Quoted text
* Start *
PASADENA, Calif. – Thousands of Californians joined protests across the state to take a stand against white supremacy after the mass shooting in El Paso.

Last weekend, a gunman killed 22 people at a Walmart store in that border city, shortly after posting a racist, anti-Latino essay online.

More than 50 communities nationwide held vigils Wednesday night, including eight in the Golden State – in Claremont, Oakland, Pasadena, Pomona, Riverside, San Francisco, Santa Barbara and Sierra Madre.

Salvador Sarmiento, campaign director for the National Day Laborers Organizing Network, says the massacre won't keep the immigrant community quiet.

"It's really a first step in a call to action to really expose that hateful world view,” he states. “Part of the challenge is not letting that hateful worldview create the fear that it wants to create in our hearts."

The day of action was dubbed El Paso Firme, meaning El Paso Strong.

In his online posting, the gunman in that incident referenced a white nationalist theory known as "the great replacement.” It bemoans the changing demographics that will end the white majority in the U.S. in the coming decades.

President Donald Trump spoke of unity on Wednesday as he visited El Paso and Dayton, Ohio, the site of a second mass killing.

The demonstrators want to see gun control measures, including universal background checks and a ban on assault weapons, coupled with a commitment by political leaders to fight domestic terrorism. They also criticized Trump for referring to asylum seekers as an invasion.

"It was foreseeable that the hate-filled speeches, the hate-filled rallies, you know – mixed with uncontrolled access to weapons of war – this kind of violence, sadly, is predictable," Sarmiento says.

The events were organized by a coalition that includes the Border Network for Human Rights, the Refugee and Immigrant Center for Education and Legal Services, the National Day Laborer Organizing Network, the Reform Immigration for Texas Alliance, Repairers of the Breach, and the Poor People's Campaign.
* End *
Dataset extract
* Start *
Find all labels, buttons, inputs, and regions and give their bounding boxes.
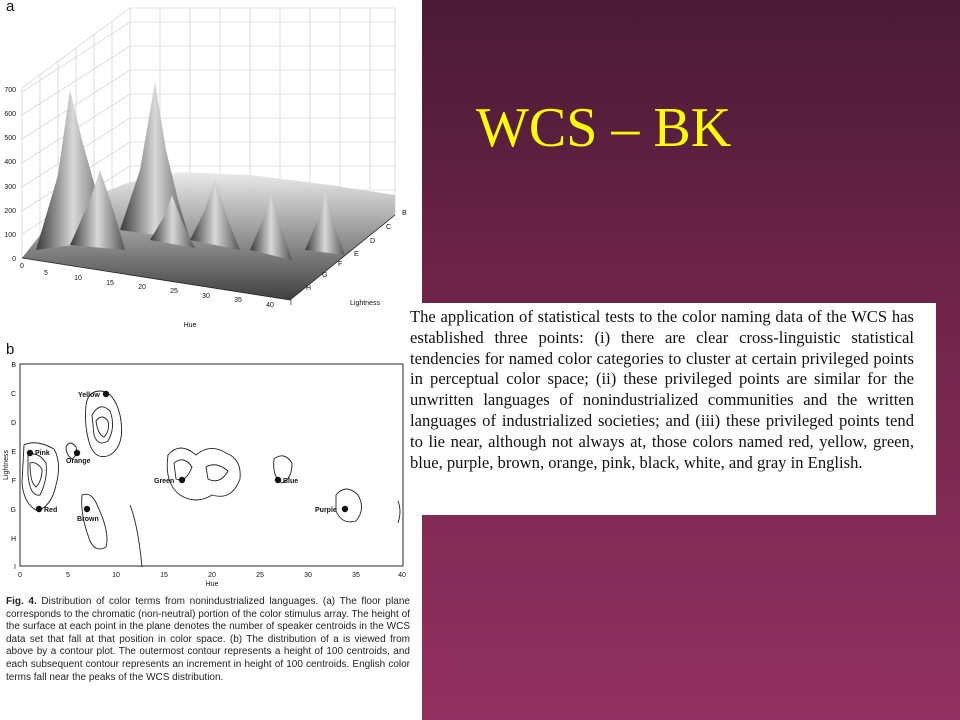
* End *
Exercise instructions
a – In the article on the El Paso vigils, rewrite the paragraph beginning "The demonstrators want to see gun control measures" as a short bulleted list that keeps its main facts.
b – According to the article on the El Paso vigils, how many people did the gunman kill at the Walmart store?
c – From the article on the El Paso vigils, output the stretch from "Last weekend, a" through "El Paso Strong.".
Work from the article on the El Paso vigils alone.

Solutions below
a –
- Demonstrators call for gun control, including universal background checks and an assault weapons ban.
- They want political leaders to commit to fighting domestic terrorism.
- They criticized Trump for calling asylum seekers an invasion.

b – 22 people.

c –
Last weekend, a gunman killed 22 people at a Walmart store in that border city, shortly after posting a racist, anti-Latino essay online.

More than 50 communities nationwide held vigils Wednesday night, including eight in the Golden State – in Claremont, Oakland, Pasadena, Pomona, Riverside, San Francisco, Santa Barbara and Sierra Madre.

Salvador Sarmiento, campaign director for the National Day Laborers Organizing Network, says the massacre won't keep the immigrant community quiet.

"It's really a first step in a call to action to really expose that hateful world view,” he states. “Part of the challenge is not letting that hateful worldview create the fear that it wants to create in our hearts."

The day of action was dubbed El Paso Firme, meaning El Paso Strong.